§ **TASK INSTRUCTIONS**
Filter the entries and keep only the lines where the string "data" appears.

§ **RECORDS TO USE**
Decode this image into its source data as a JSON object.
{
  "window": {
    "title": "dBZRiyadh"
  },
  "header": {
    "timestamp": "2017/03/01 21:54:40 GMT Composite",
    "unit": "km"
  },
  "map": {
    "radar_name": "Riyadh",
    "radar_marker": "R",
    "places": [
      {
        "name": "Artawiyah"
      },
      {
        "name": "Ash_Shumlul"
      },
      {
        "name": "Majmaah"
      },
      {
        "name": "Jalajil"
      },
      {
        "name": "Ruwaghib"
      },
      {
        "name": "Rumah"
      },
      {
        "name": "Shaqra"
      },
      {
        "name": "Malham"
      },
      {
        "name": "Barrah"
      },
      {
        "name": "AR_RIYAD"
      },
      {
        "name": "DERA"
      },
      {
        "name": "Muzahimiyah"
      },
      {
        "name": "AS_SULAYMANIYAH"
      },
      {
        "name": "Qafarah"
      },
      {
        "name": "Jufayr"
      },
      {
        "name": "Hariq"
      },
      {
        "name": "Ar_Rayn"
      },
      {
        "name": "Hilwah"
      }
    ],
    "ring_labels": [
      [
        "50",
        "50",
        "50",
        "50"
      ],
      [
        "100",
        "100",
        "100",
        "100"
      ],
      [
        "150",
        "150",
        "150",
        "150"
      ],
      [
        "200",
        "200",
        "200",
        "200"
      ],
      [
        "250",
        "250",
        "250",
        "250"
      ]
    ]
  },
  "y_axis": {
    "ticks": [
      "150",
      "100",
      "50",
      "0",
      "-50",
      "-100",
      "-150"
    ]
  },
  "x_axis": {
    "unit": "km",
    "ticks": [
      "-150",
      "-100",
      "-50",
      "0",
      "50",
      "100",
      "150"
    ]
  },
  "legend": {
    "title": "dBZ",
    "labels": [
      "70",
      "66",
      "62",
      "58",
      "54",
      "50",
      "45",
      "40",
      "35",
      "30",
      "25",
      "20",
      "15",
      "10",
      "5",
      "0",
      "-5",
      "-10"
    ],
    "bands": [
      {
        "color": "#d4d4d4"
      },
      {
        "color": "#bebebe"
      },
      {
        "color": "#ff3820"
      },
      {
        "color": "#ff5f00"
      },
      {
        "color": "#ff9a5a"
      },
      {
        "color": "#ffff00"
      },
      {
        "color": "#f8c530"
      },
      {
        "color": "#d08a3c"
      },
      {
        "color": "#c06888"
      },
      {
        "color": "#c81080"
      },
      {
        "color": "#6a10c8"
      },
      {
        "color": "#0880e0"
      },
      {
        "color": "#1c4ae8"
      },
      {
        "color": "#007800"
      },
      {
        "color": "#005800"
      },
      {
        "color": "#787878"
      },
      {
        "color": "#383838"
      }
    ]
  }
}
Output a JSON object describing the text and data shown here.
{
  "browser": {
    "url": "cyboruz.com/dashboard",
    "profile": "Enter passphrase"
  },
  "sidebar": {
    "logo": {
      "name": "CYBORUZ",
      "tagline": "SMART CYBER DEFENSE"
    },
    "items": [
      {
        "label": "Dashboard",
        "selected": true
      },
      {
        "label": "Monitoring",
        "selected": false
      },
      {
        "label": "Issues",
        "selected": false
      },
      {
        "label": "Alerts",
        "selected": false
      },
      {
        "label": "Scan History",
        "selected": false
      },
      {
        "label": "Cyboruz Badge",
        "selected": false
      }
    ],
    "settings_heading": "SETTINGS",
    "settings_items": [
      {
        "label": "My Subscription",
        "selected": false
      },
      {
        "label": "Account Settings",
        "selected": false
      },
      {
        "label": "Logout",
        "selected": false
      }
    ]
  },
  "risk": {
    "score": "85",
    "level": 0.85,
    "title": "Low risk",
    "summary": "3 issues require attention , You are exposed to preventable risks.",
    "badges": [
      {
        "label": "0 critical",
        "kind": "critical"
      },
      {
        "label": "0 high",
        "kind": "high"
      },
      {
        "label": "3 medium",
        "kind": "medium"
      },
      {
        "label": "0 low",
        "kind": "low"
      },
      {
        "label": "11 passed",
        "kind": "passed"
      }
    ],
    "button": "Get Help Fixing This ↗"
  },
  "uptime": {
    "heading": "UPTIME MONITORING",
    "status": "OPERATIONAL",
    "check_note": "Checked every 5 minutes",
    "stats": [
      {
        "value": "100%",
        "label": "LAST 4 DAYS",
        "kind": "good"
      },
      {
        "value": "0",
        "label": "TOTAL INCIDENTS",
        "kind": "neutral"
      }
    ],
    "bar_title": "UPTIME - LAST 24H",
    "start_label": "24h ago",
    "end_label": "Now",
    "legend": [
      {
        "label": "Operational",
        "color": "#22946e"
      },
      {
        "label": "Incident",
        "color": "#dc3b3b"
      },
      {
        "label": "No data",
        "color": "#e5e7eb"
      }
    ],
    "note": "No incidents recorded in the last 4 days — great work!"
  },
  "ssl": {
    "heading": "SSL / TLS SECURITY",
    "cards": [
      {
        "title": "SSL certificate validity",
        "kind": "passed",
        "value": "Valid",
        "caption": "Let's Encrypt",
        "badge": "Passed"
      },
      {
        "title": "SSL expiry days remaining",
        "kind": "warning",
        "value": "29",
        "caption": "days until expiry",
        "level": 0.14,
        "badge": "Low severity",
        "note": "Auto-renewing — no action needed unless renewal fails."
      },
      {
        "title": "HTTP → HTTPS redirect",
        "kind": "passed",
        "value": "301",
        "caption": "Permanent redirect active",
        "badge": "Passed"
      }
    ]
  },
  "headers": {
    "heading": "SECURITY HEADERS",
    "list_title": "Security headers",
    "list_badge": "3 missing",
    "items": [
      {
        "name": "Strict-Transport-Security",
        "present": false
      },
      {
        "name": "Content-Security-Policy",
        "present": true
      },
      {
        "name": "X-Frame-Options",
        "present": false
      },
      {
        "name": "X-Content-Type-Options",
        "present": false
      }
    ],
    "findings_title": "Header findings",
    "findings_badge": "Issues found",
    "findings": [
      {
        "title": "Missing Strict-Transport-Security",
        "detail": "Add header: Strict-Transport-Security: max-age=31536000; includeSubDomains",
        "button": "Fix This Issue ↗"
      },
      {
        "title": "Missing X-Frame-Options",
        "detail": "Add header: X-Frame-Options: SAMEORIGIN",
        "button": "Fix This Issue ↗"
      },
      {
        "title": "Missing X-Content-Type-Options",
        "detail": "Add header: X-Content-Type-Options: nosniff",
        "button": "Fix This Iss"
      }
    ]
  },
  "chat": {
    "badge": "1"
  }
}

§ **FINAL ANSWER**
Decode this image into its source data as a JSON object.
Output a JSON object describing the text and data shown here.
        "label": "No data",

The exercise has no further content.